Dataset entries
┄┄┄┄┄┄┄┄┄┄┄┄┄┄┄┄┄┄┄┄

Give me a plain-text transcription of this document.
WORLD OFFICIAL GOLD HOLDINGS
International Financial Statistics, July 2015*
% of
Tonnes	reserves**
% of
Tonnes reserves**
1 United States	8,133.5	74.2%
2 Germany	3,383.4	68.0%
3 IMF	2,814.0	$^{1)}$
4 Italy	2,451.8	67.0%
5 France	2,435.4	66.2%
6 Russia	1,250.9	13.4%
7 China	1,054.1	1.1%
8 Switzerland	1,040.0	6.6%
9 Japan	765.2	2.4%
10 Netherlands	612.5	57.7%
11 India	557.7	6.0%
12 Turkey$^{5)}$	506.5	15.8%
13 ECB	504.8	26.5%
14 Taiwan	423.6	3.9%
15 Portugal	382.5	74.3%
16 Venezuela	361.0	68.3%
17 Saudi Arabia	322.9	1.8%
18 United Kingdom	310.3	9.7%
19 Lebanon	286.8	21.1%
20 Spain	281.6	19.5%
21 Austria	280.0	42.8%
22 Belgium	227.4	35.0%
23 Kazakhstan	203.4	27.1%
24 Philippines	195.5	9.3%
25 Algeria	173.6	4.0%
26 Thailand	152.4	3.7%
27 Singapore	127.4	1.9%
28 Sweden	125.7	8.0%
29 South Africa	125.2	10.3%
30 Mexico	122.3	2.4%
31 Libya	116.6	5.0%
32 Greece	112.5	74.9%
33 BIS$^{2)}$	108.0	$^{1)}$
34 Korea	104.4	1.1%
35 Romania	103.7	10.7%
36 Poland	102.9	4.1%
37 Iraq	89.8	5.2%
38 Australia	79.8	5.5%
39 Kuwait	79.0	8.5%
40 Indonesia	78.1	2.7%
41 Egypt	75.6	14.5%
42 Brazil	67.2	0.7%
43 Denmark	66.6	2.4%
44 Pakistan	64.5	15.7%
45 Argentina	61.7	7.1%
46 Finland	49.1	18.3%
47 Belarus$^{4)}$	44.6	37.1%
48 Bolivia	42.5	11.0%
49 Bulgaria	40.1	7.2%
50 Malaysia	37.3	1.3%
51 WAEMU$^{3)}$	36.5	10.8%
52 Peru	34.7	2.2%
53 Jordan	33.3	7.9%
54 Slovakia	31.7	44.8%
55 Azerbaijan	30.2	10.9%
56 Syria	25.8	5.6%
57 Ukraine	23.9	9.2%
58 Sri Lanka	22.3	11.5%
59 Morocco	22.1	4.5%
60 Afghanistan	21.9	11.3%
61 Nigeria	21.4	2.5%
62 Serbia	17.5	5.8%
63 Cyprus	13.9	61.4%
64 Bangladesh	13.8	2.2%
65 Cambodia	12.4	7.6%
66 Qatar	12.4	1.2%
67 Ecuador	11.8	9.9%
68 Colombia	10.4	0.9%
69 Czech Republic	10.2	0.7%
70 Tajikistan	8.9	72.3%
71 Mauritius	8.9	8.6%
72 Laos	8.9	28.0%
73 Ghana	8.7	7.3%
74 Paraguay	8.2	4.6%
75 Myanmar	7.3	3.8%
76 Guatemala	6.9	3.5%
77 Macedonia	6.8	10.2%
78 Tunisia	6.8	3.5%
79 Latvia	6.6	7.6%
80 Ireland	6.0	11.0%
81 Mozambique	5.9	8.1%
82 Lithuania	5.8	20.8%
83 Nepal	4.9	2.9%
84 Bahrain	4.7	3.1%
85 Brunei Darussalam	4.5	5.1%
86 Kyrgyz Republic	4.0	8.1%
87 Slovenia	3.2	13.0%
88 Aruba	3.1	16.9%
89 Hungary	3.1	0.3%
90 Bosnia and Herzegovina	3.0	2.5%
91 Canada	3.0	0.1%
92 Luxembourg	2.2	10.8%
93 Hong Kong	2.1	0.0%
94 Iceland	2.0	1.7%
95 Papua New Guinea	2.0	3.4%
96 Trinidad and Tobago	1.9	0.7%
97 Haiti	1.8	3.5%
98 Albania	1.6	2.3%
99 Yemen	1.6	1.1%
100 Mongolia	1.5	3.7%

┄┄┄┄┄┄┄┄┄┄┄┄┄┄┄┄┄┄┄┄

**What is required:** Copy out the whole listing exactly.

**Task solution:**
Give me a plain-text transcription of this document.
WORLD OFFICIAL GOLD HOLDINGS
International Financial Statistics, July 2015*
% of
Tonnes	reserves**
% of
Tonnes reserves**
1 United States	8,133.5	74.2%
2 Germany	3,383.4	68.0%
3 IMF	2,814.0	$^{1)}$
4 Italy	2,451.8	67.0%
5 France	2,435.4	66.2%
6 Russia	1,250.9	13.4%
7 China	1,054.1	1.1%
8 Switzerland	1,040.0	6.6%
9 Japan	765.2	2.4%
10 Netherlands	612.5	57.7%
11 India	557.7	6.0%
12 Turkey$^{5)}$	506.5	15.8%
13 ECB	504.8	26.5%
14 Taiwan	423.6	3.9%
15 Portugal	382.5	74.3%
16 Venezuela	361.0	68.3%
17 Saudi Arabia	322.9	1.8%
18 United Kingdom	310.3	9.7%
19 Lebanon	286.8	21.1%
20 Spain	281.6	19.5%
21 Austria	280.0	42.8%
22 Belgium	227.4	35.0%
23 Kazakhstan	203.4	27.1%
24 Philippines	195.5	9.3%
25 Algeria	173.6	4.0%
26 Thailand	152.4	3.7%
27 Singapore	127.4	1.9%
28 Sweden	125.7	8.0%
29 South Africa	125.2	10.3%
30 Mexico	122.3	2.4%
31 Libya	116.6	5.0%
32 Greece	112.5	74.9%
33 BIS$^{2)}$	108.0	$^{1)}$
34 Korea	104.4	1.1%
35 Romania	103.7	10.7%
36 Poland	102.9	4.1%
37 Iraq	89.8	5.2%
38 Australia	79.8	5.5%
39 Kuwait	79.0	8.5%
40 Indonesia	78.1	2.7%
41 Egypt	75.6	14.5%
42 Brazil	67.2	0.7%
43 Denmark	66.6	2.4%
44 Pakistan	64.5	15.7%
45 Argentina	61.7	7.1%
46 Finland	49.1	18.3%
47 Belarus$^{4)}$	44.6	37.1%
48 Bolivia	42.5	11.0%
49 Bulgaria	40.1	7.2%
50 Malaysia	37.3	1.3%
51 WAEMU$^{3)}$	36.5	10.8%
52 Peru	34.7	2.2%
53 Jordan	33.3	7.9%
54 Slovakia	31.7	44.8%
55 Azerbaijan	30.2	10.9%
56 Syria	25.8	5.6%
57 Ukraine	23.9	9.2%
58 Sri Lanka	22.3	11.5%
59 Morocco	22.1	4.5%
60 Afghanistan	21.9	11.3%
61 Nigeria	21.4	2.5%
62 Serbia	17.5	5.8%
63 Cyprus	13.9	61.4%
64 Bangladesh	13.8	2.2%
65 Cambodia	12.4	7.6%
66 Qatar	12.4	1.2%
67 Ecuador	11.8	9.9%
68 Colombia	10.4	0.9%
69 Czech Republic	10.2	0.7%
70 Tajikistan	8.9	72.3%
71 Mauritius	8.9	8.6%
72 Laos	8.9	28.0%
73 Ghana	8.7	7.3%
74 Paraguay	8.2	4.6%
75 Myanmar	7.3	3.8%
76 Guatemala	6.9	3.5%
77 Macedonia	6.8	10.2%
78 Tunisia	6.8	3.5%
79 Latvia	6.6	7.6%
80 Ireland	6.0	11.0%
81 Mozambique	5.9	8.1%
82 Lithuania	5.8	20.8%
83 Nepal	4.9	2.9%
84 Bahrain	4.7	3.1%
85 Brunei Darussalam	4.5	5.1%
86 Kyrgyz Republic	4.0	8.1%
87 Slovenia	3.2	13.0%
88 Aruba	3.1	16.9%
89 Hungary	3.1	0.3%
90 Bosnia and Herzegovina	3.0	2.5%
91 Canada	3.0	0.1%
92 Luxembourg	2.2	10.8%
93 Hong Kong	2.1	0.0%
94 Iceland	2.0	1.7%
95 Papua New Guinea	2.0	3.4%
96 Trinidad and Tobago	1.9	0.7%
97 Haiti	1.8	3.5%
98 Albania	1.6	2.3%
99 Yemen	1.6	1.1%
100 Mongolia	1.5	3.7%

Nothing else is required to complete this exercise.